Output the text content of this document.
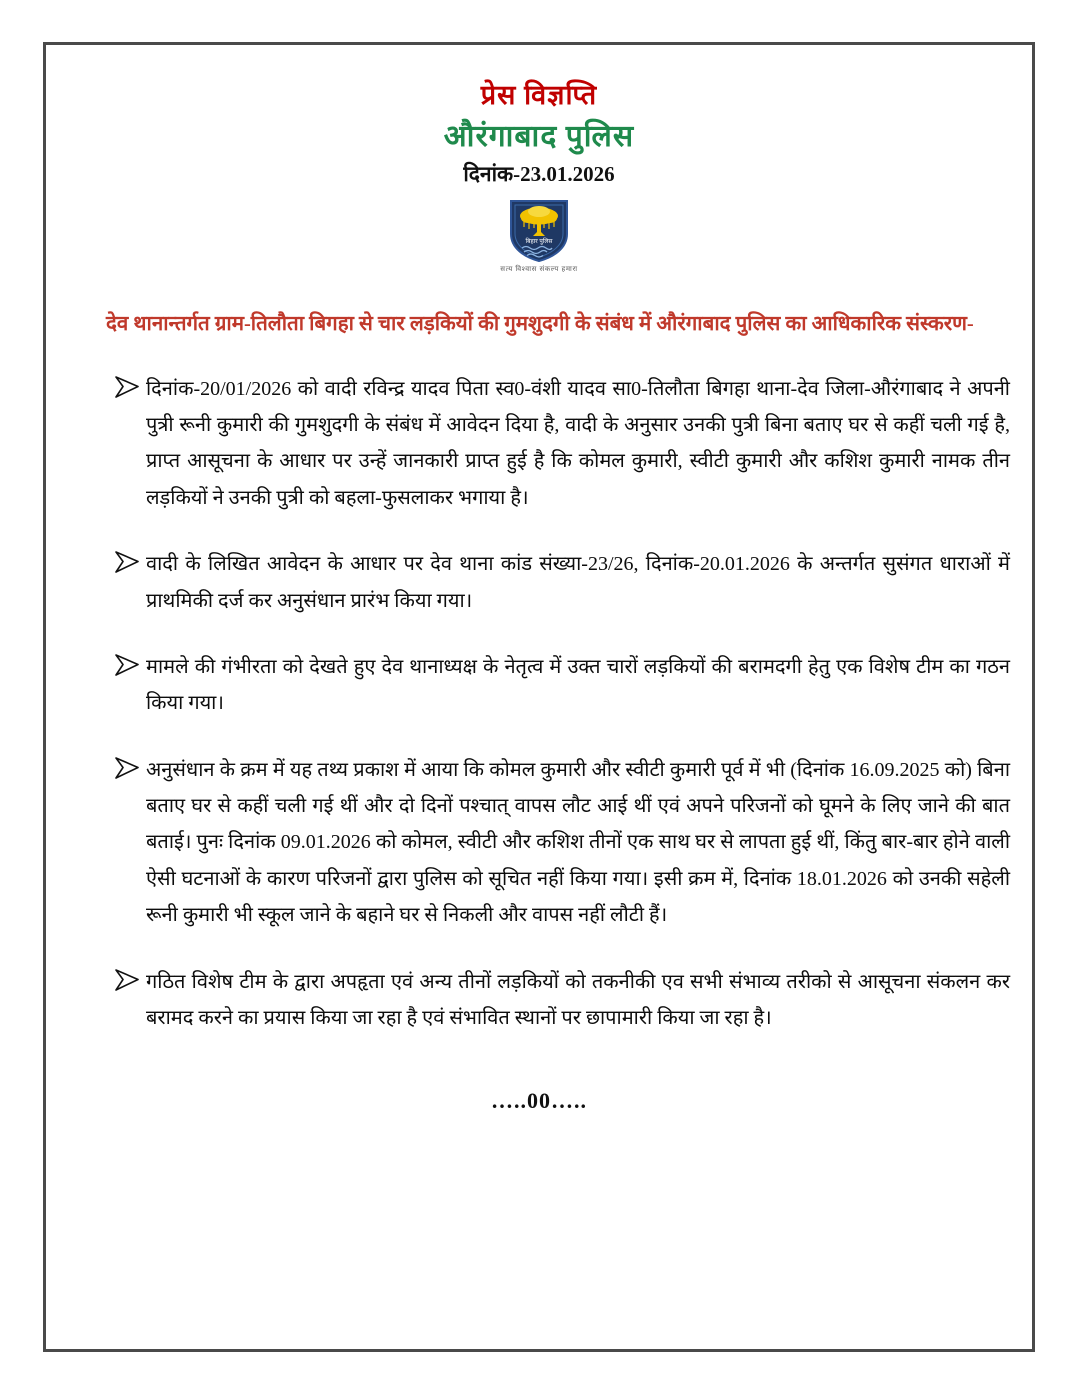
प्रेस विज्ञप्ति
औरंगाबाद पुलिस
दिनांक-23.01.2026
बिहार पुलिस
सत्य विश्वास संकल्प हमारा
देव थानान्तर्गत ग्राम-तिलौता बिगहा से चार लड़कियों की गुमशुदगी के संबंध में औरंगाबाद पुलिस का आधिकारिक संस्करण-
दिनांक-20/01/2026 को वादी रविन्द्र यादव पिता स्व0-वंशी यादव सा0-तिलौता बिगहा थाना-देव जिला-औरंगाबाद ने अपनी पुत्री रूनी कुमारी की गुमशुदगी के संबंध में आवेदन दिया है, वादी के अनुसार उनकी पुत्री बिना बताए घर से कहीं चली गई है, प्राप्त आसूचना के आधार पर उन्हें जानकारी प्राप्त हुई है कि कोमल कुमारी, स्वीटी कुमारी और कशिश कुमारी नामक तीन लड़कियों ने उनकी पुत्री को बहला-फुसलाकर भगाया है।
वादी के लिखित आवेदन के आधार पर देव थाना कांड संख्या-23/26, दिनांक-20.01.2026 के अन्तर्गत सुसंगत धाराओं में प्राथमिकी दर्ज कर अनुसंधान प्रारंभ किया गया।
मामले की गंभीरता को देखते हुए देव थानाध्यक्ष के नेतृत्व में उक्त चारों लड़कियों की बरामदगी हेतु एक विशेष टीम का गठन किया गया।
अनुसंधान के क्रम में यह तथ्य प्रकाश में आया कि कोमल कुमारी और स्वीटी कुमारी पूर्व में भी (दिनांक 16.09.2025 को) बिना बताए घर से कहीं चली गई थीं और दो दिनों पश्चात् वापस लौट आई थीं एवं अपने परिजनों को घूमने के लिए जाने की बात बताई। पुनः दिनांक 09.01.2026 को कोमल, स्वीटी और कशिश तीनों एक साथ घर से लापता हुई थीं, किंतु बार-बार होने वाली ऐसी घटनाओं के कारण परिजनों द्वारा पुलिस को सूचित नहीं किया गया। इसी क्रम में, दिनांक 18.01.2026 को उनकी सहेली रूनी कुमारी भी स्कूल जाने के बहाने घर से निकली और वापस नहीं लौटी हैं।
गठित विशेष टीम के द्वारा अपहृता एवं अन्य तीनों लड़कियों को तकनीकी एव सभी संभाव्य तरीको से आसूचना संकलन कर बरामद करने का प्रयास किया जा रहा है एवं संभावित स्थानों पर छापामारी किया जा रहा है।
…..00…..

....

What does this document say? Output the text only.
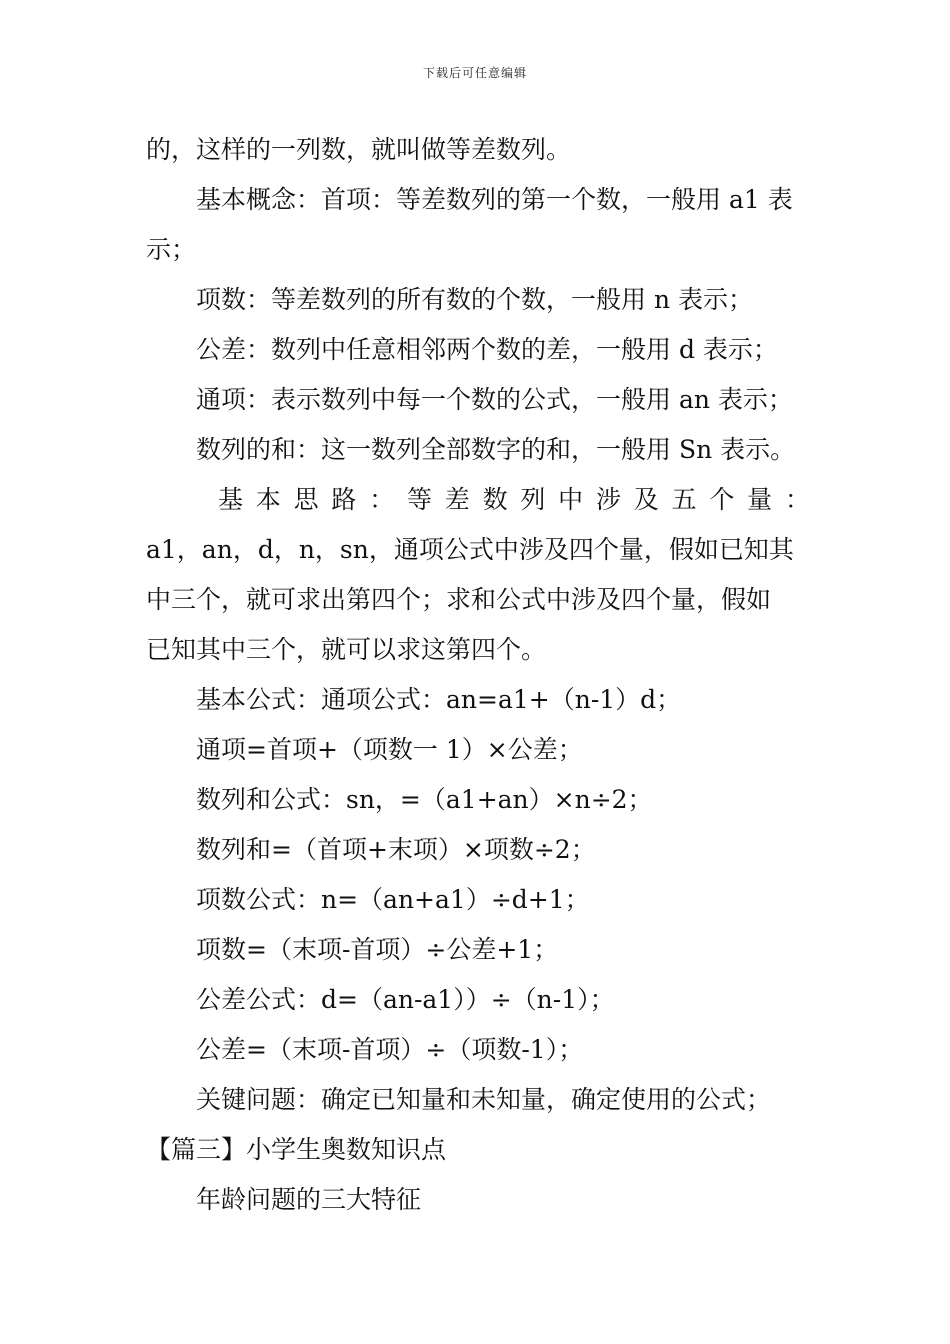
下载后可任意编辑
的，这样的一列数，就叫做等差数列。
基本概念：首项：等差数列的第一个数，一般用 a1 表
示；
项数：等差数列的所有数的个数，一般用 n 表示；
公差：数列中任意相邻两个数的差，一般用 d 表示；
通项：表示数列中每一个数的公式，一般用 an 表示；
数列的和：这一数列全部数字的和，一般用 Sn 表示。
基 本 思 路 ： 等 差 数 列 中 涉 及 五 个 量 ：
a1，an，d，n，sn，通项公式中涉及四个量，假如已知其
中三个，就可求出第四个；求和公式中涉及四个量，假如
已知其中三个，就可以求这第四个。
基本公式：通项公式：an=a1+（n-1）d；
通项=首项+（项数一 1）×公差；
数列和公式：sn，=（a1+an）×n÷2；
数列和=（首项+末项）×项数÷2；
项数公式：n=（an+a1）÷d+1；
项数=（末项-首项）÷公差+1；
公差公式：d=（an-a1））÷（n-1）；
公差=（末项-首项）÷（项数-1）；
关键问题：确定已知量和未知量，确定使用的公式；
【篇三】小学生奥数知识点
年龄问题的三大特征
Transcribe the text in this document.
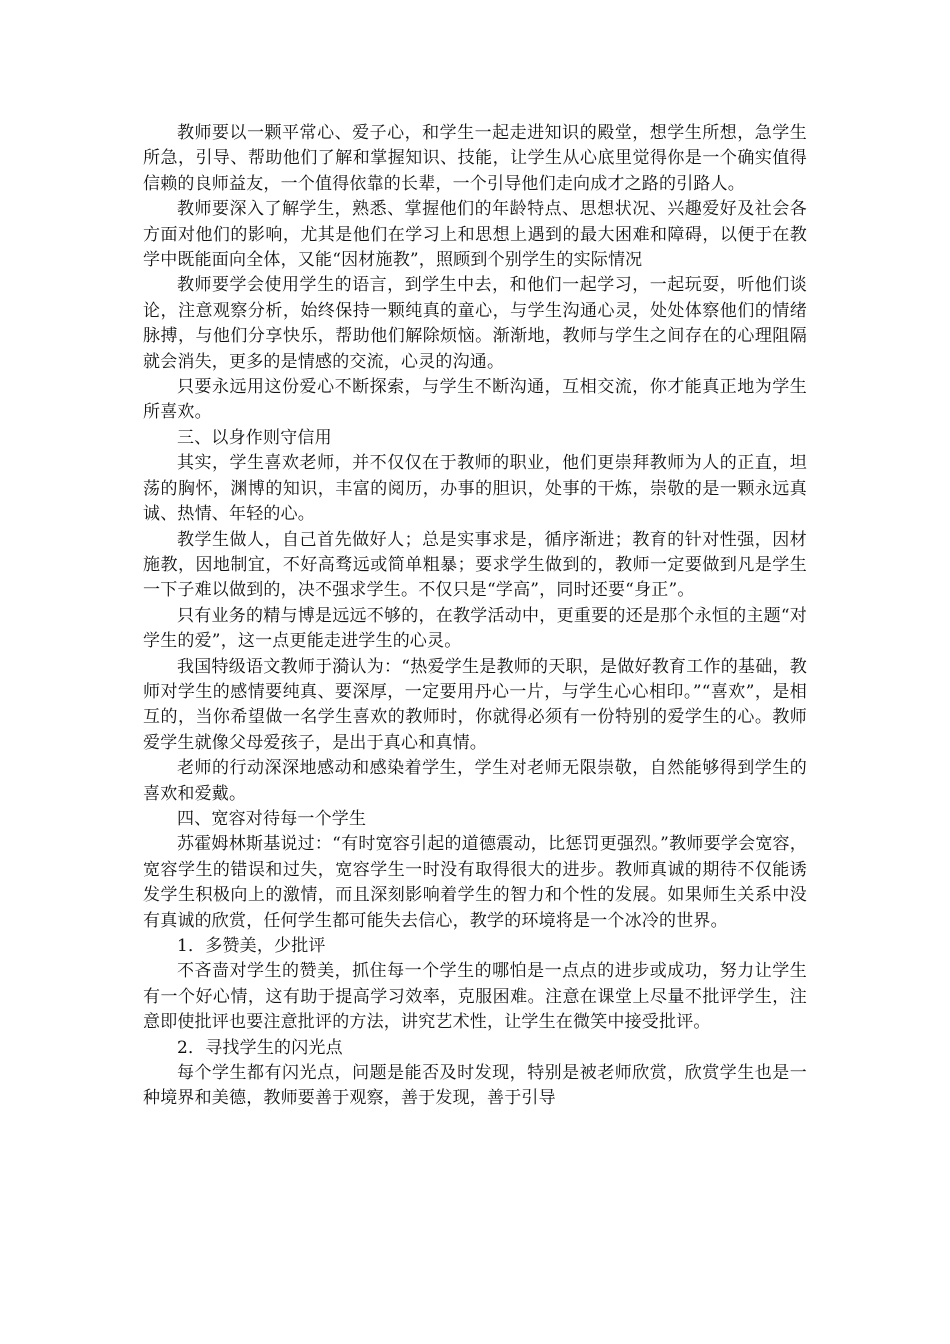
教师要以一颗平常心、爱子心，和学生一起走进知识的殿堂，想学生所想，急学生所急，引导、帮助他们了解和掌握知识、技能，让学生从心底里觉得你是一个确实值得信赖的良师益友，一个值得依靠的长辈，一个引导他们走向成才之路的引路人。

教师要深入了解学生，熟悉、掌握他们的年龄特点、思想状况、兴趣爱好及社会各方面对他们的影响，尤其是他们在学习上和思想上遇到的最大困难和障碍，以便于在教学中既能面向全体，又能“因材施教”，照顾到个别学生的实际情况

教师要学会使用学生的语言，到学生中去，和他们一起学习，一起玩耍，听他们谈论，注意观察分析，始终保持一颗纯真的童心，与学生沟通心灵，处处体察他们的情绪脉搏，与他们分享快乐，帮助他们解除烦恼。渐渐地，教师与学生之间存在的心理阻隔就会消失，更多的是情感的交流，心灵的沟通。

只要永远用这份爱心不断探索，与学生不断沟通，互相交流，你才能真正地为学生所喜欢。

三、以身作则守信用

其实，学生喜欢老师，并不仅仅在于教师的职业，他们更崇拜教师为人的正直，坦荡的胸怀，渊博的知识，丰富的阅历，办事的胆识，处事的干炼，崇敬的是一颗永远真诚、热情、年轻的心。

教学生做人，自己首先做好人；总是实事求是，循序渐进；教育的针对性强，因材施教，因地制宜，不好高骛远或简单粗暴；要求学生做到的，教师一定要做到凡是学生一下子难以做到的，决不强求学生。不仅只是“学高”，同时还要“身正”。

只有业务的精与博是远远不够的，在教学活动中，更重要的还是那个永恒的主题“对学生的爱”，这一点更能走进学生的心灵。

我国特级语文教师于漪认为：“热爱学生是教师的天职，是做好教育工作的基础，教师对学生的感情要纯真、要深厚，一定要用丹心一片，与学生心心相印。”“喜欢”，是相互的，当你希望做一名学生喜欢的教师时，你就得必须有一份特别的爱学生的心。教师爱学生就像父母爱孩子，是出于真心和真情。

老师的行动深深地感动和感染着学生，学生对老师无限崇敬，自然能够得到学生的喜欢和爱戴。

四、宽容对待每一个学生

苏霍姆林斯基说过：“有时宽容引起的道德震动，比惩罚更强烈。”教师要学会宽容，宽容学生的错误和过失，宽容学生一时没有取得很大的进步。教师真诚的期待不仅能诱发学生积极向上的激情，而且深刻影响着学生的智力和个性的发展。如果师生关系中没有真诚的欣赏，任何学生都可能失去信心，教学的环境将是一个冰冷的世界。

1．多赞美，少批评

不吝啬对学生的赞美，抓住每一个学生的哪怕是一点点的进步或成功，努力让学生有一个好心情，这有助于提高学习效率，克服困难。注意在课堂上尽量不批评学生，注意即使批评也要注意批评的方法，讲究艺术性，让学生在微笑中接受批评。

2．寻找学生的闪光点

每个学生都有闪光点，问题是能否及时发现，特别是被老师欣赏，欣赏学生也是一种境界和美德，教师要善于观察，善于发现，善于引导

....

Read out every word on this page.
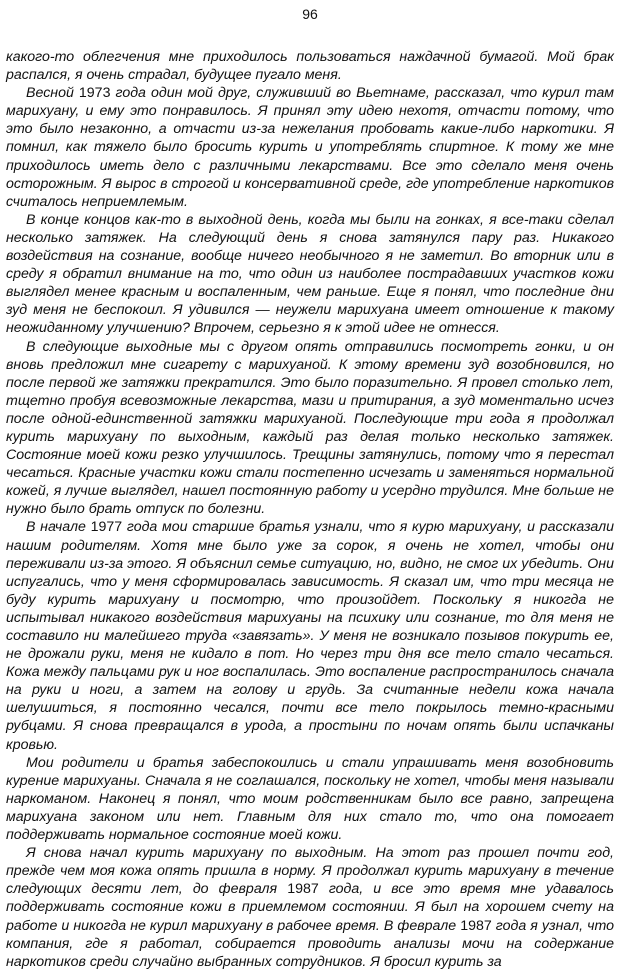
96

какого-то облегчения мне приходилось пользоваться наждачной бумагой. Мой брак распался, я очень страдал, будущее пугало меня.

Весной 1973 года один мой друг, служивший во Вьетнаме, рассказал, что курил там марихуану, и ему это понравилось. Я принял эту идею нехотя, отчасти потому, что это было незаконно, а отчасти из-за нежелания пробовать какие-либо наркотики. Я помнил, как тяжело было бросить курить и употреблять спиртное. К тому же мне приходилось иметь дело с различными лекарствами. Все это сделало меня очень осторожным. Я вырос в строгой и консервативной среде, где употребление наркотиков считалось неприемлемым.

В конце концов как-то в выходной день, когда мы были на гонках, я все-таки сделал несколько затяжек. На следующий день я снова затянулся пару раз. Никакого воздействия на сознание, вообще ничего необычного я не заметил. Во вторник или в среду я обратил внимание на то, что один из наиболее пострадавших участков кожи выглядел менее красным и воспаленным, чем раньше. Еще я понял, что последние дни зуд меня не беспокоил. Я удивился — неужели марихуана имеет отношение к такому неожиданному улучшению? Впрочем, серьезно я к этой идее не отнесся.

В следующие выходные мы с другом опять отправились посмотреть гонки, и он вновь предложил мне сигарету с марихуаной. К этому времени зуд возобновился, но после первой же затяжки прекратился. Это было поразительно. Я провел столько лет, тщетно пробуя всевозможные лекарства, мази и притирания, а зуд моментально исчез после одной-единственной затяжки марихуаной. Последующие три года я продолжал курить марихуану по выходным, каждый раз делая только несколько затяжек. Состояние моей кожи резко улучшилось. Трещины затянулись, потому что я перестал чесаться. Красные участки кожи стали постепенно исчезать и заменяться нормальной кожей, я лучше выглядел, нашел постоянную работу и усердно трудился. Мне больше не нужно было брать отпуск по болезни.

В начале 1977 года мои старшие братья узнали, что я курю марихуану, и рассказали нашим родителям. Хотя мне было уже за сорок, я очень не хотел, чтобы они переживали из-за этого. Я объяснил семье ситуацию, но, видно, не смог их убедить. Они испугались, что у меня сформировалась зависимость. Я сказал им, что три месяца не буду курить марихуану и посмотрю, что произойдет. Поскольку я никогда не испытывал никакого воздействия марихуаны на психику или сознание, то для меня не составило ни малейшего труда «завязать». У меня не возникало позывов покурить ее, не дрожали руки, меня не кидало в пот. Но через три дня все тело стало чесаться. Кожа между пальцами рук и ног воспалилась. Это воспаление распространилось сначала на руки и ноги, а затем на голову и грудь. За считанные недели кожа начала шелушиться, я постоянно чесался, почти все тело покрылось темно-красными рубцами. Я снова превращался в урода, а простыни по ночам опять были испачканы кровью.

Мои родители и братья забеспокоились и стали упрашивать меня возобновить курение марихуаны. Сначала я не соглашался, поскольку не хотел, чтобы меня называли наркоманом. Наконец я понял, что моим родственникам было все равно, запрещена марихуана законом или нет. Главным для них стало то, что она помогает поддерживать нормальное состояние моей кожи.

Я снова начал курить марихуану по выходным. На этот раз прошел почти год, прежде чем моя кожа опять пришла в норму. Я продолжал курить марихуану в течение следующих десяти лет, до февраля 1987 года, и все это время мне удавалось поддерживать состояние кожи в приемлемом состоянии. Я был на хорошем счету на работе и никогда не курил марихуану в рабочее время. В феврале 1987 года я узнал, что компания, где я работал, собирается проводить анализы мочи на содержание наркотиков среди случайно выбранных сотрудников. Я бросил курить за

....

- [OBJECTIVE]
Select every line where the word "text" occurs.

- [SOLUTION FOR THIS EXERCISE]
Output the text content of this document.
What does this document say? Output the text only.
Transcribe the text in this document.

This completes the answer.